▶ Exercise description: Locate all lines in the data below that hold "color" and show them.

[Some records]
• • •

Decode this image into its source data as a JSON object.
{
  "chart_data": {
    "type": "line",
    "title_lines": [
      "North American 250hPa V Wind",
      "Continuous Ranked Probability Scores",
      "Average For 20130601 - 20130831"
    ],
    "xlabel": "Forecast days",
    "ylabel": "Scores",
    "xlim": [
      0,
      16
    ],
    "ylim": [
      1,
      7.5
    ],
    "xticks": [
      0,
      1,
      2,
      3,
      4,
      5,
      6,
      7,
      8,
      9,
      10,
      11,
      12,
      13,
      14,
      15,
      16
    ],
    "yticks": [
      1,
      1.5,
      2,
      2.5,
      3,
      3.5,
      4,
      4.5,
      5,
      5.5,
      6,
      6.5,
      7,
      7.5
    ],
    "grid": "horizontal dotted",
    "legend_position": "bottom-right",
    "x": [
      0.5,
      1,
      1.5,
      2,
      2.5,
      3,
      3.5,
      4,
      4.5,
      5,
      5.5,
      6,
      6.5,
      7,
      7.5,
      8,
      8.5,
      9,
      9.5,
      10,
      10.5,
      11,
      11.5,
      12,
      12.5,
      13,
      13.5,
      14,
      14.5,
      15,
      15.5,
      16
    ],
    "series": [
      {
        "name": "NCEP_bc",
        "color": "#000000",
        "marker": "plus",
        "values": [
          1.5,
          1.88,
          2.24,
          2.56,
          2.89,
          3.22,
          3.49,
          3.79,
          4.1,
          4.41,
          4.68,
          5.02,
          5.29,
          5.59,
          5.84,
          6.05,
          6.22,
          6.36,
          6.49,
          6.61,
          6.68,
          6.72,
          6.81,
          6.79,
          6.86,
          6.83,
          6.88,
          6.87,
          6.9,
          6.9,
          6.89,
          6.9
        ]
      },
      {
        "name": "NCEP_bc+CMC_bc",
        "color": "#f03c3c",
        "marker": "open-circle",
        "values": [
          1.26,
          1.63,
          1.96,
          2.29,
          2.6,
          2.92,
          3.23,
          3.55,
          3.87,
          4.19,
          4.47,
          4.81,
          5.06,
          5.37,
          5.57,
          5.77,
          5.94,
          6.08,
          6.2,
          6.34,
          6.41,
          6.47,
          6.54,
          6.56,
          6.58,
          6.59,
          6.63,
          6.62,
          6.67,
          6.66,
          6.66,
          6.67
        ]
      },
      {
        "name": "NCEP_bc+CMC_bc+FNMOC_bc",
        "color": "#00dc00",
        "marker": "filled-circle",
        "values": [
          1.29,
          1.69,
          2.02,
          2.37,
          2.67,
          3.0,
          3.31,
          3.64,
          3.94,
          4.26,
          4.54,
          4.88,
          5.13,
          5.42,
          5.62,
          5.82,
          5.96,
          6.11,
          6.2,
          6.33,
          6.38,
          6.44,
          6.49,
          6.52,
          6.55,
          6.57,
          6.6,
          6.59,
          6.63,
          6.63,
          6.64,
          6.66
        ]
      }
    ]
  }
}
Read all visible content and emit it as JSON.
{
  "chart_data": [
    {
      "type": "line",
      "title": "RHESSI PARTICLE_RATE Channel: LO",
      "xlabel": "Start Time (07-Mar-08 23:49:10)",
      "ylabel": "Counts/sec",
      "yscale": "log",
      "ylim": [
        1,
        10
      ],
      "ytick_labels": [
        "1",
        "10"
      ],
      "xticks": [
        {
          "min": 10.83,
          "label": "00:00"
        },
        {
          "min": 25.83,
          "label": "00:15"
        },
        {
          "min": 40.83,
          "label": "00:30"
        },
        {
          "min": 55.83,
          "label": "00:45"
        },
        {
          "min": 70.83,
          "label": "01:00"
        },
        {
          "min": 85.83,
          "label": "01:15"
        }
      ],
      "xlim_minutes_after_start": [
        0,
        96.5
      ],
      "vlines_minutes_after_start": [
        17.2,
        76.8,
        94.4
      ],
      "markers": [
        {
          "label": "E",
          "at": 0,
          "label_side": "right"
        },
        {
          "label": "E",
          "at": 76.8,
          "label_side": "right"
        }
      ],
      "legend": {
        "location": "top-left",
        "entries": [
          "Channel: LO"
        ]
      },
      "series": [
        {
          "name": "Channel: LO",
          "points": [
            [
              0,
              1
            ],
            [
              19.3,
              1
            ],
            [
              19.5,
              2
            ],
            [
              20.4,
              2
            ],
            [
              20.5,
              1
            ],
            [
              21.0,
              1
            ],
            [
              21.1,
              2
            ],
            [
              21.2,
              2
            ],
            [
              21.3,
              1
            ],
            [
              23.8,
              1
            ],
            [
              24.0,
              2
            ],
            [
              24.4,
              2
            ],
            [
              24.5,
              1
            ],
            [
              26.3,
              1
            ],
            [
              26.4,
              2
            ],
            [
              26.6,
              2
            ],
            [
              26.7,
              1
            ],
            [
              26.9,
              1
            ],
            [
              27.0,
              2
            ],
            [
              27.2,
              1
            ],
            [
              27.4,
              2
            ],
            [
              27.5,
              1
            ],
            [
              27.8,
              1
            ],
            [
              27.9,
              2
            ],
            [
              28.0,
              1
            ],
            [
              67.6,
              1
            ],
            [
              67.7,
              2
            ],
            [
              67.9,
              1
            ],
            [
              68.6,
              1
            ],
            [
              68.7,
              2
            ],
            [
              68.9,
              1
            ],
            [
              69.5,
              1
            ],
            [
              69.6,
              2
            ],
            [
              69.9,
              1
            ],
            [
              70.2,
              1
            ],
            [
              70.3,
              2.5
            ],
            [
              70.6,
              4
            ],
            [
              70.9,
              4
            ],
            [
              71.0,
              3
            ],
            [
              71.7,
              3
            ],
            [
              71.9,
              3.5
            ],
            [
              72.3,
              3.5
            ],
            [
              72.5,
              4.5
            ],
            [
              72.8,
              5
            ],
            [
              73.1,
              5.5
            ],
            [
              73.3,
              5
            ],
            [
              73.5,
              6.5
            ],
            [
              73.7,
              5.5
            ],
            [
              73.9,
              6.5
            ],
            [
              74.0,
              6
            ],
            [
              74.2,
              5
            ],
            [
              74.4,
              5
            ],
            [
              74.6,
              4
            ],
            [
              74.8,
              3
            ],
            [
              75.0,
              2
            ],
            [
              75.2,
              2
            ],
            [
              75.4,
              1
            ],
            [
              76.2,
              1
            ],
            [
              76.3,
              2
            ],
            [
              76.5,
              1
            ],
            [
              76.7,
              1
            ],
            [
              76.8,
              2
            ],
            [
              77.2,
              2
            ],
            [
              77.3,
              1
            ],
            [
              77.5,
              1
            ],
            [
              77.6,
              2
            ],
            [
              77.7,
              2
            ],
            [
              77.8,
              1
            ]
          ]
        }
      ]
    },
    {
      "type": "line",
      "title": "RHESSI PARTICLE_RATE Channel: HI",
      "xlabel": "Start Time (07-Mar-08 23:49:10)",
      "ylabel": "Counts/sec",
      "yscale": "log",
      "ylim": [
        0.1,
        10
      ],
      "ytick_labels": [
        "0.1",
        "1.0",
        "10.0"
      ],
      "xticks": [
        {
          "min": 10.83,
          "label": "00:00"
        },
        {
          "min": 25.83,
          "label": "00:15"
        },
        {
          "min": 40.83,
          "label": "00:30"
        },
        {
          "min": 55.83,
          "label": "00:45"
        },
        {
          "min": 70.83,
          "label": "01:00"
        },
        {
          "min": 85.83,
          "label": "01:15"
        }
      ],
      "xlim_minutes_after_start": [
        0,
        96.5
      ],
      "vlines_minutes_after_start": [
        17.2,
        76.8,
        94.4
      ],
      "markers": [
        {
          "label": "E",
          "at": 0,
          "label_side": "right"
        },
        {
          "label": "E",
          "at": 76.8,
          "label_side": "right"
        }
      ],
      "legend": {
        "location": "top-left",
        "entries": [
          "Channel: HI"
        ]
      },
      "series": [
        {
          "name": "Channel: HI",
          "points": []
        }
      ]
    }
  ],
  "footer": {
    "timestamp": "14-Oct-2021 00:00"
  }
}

• • •

▶ Exercise solution:
        "color": "#000000",
        "color": "#f03c3c",
        "color": "#00dc00",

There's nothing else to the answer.